Source extract —
_ _ _ _ _

In this embodiment, the cache operation is executed by the filter driver 14. An example of a data structure necessary for the filter driver 14 to execute the cache operation will be described.

FIGS. 3A, 3B, 4A, and 4B are diagrams illustrating examples of memory tables and device tables stored in the configuration management area 2B at the time of the cache operation. FIGS. 3A and 3B illustrate the examples of the data structures when the cache operation is executed using only the Level 1 Buffer 2A as the cache memory. FIGS. 4A and 4B illustrate the examples of the data structures when the cache operation is executed using the Level 1 Buffer 2A and the Level 2 Buffer 4B as the cache memory.

In FIG. 3A, the memory table is illustrated when the cache memory of a complete associative mode is used as an example. In the form of the memory table in FIG. 3A, the number of rows (hereinafter, the row is referred to as an entry) increase by the capacity of the Level 1 Buffer 2A and the size (=block size) of a block which is a management unit. Further, in the form of the memory table in FIG. 4A, the capacity of the Level 2 Buffer 4B is also taken into consideration. In columns in a block state of the memory table, data indicating the block state illustrated in FIG. 5 is stored. Data indicating an operation mode of the cache memory is illustrated in FIG. 6. The data indicating the operation mode can correspond to the memory table and is stored in the configuration management area 2B.

_ _ _ _ _

Items —
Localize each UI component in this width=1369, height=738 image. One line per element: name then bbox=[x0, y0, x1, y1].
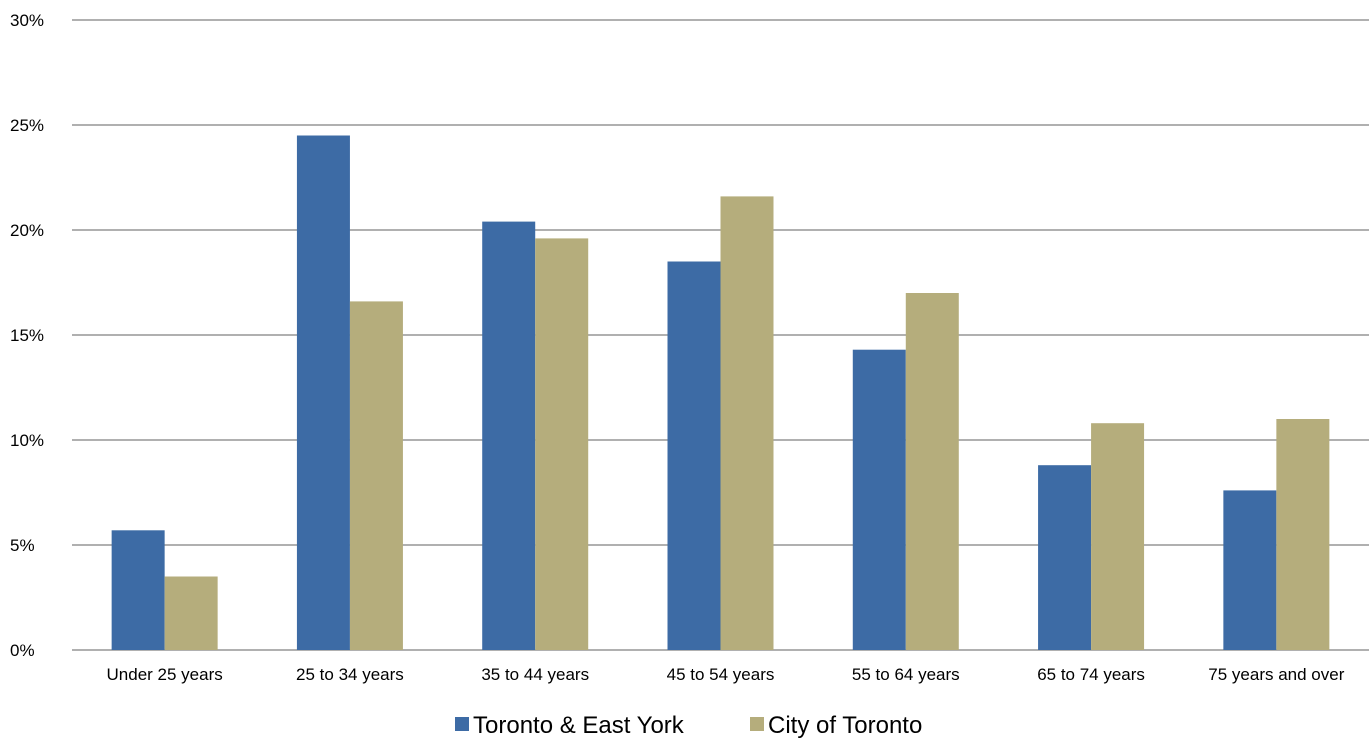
x-tick-label: 35 to 44 years bbox=[481, 665, 589, 684]
y-tick-label: 10% bbox=[10, 431, 44, 450]
x-axis-tick-labels: Under 25 years 25 to 34 years 35 to 44 yea… bbox=[107, 665, 1345, 684]
bar bbox=[667, 261, 721, 650]
bars bbox=[111, 135, 1330, 650]
bar bbox=[349, 301, 403, 650]
bar bbox=[905, 293, 959, 650]
y-tick-label: 0% bbox=[10, 641, 35, 660]
legend-label: Toronto & East York bbox=[473, 712, 685, 738]
bar bbox=[852, 349, 906, 650]
y-tick-label: 5% bbox=[10, 536, 35, 555]
x-tick-label: 65 to 74 years bbox=[1037, 665, 1145, 684]
legend-swatch bbox=[455, 717, 469, 731]
bar bbox=[482, 221, 536, 650]
x-tick-label: 45 to 54 years bbox=[667, 665, 775, 684]
y-tick-label: 25% bbox=[10, 116, 44, 135]
bar bbox=[1223, 490, 1277, 650]
bar bbox=[1038, 465, 1092, 650]
legend-item: Toronto & East York bbox=[455, 712, 685, 738]
bar bbox=[535, 238, 589, 650]
legend-item: City of Toronto bbox=[750, 712, 922, 738]
y-tick-label: 30% bbox=[10, 11, 44, 30]
bar bbox=[1276, 419, 1330, 650]
legend: Toronto & East York City of Toronto bbox=[455, 712, 922, 738]
x-tick-label: Under 25 years bbox=[107, 665, 223, 684]
y-tick-label: 15% bbox=[10, 326, 44, 345]
y-tick-label: 20% bbox=[10, 221, 44, 240]
y-axis-tick-labels: 0% 5% 10% 15% 20% 25% 30% bbox=[10, 11, 44, 660]
legend-label: City of Toronto bbox=[768, 712, 922, 738]
bar bbox=[111, 530, 165, 650]
legend-swatch bbox=[750, 717, 764, 731]
bar bbox=[164, 576, 218, 650]
x-tick-label: 75 years and over bbox=[1208, 665, 1344, 684]
x-tick-label: 55 to 64 years bbox=[852, 665, 960, 684]
bar bbox=[720, 196, 774, 650]
x-tick-label: 25 to 34 years bbox=[296, 665, 404, 684]
bar bbox=[1091, 423, 1145, 650]
bar bbox=[296, 135, 350, 650]
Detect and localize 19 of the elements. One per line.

_ _ _ _ _

What this exercise asks —
[A] In the records, copy everything from the line containing "x-tick-label: 35 to" down to the line containing "y-axis-tick-labels: 0% 5%", changing "legend-swatch" to "legend-marker" and leaving the rest as is.
[B] Continue the passage on the filter driver's cache data structures from its final sentence.
The text and the records have nothing to do with each other.

Expected answers —
[A]
x-tick-label: 35 to 44 years bbox=[481, 665, 589, 684]
y-tick-label: 10% bbox=[10, 431, 44, 450]
x-axis-tick-labels: Under 25 years 25 to 34 years 35 to 44 yea… bbox=[107, 665, 1345, 684]
bar bbox=[667, 261, 721, 650]
bars bbox=[111, 135, 1330, 650]
bar bbox=[349, 301, 403, 650]
bar bbox=[905, 293, 959, 650]
y-tick-label: 0% bbox=[10, 641, 35, 660]
legend-label: Toronto & East York bbox=[473, 712, 685, 738]
bar bbox=[852, 349, 906, 650]
y-tick-label: 5% bbox=[10, 536, 35, 555]
x-tick-label: 65 to 74 years bbox=[1037, 665, 1145, 684]
legend-marker bbox=[455, 717, 469, 731]
bar bbox=[482, 221, 536, 650]
x-tick-label: 45 to 54 years bbox=[667, 665, 775, 684]
y-tick-label: 25% bbox=[10, 116, 44, 135]
bar bbox=[1223, 490, 1277, 650]
bar bbox=[1038, 465, 1092, 650]
legend-item: Toronto & East York bbox=[455, 712, 685, 738]
bar bbox=[535, 238, 589, 650]
legend-item: City of Toronto bbox=[750, 712, 922, 738]
y-tick-label: 30% bbox=[10, 11, 44, 30]
bar bbox=[1276, 419, 1330, 650]
legend: Toronto & East York City of Toronto bbox=[455, 712, 922, 738]
x-tick-label: Under 25 years bbox=[107, 665, 223, 684]
y-tick-label: 15% bbox=[10, 326, 44, 345]
y-tick-label: 20% bbox=[10, 221, 44, 240]
y-axis-tick-labels: 0% 5% 10% 15% 20% 25% 30% bbox=[10, 11, 44, 660]

[B]
In the columns of “original addresses” of the memory tables illustrated in FIGS. 3A and 4A, the columns of a “device number” and a “Disk address/block size” are provided. In the column of the “device number,” a cache target device, that is, a speed-up target device is indicated by a device number recorded in the device table illustrated in FIG. 3B or 4B. In the column of the “Disk address/block size,” an address obtained through calculation of “Disk address” “block size” is indicated. This address indicates the address of a block which is a management unit in the cache target device. In the columns of “assignment addresses” of the memory tables illustrated in FIGS. 3A and 4A, a “Level 1 address” and a “Level 2 address” are provided. In the “Level 1 address” the address of the corresponding block is recorded when the block of the Level 1 Buffer 2A is allocated as the cache memory. In the “Level 2 address” the address of the block is recorded when the block of the Level 2 Buffer 4B is allocated as the cache memory. When the Level 1 Buffer 2A or the Level 2 Buffer 4B may not be allocated as the cache memory, “Invalid” is recorded in the column of “Level 1 address” or the column of “Level 2 address”. In the column of the block state, data indicating the block state illustrated in FIG. 5 is stored. The block state indicates the data indicating the block state of the Level 1 Buffer 2A or the Level 2 Buffer 4B assignable as the cache memory.

The uppermost entry in the memory table illustrated in FIG. 3A will be described as an example. A block indicated by the original address “0x56789a” indicated by the device number “001” in the USB memory 5 is a cache target block. In regard to the cache target block, a block indicated by the address “0x12345678” of the Level 1 Buffer 2A can be assigned as the cache memory. The Level 2 Buffer 4B is not assigned as the cache memory. Therefore, “Invalid” is set in the column of the “Level 2 address”. When the block assigned as the cache memory is used as a read cache, all of the bits of “Valid Bitmap” in the “block state” are set to be valid. That is, the bits of “Valid Bitmap” corresponding to all of the addresses of the blocks are set to be valid. On the other hand, when the block allocated as the cache memory is used as a write cache, “Dirty” is set in the address on which the data is written.

In the device tables illustrated in FIGS. 3B and 4B, the “device number”, a “device identifier”, an “in-device address” which is a speed-up target, and a “use” that indicates for what the speed-up target address is used are set. As the “device identifier,” an identifier unique for each device is used. Here, a simple identifier is exemplified.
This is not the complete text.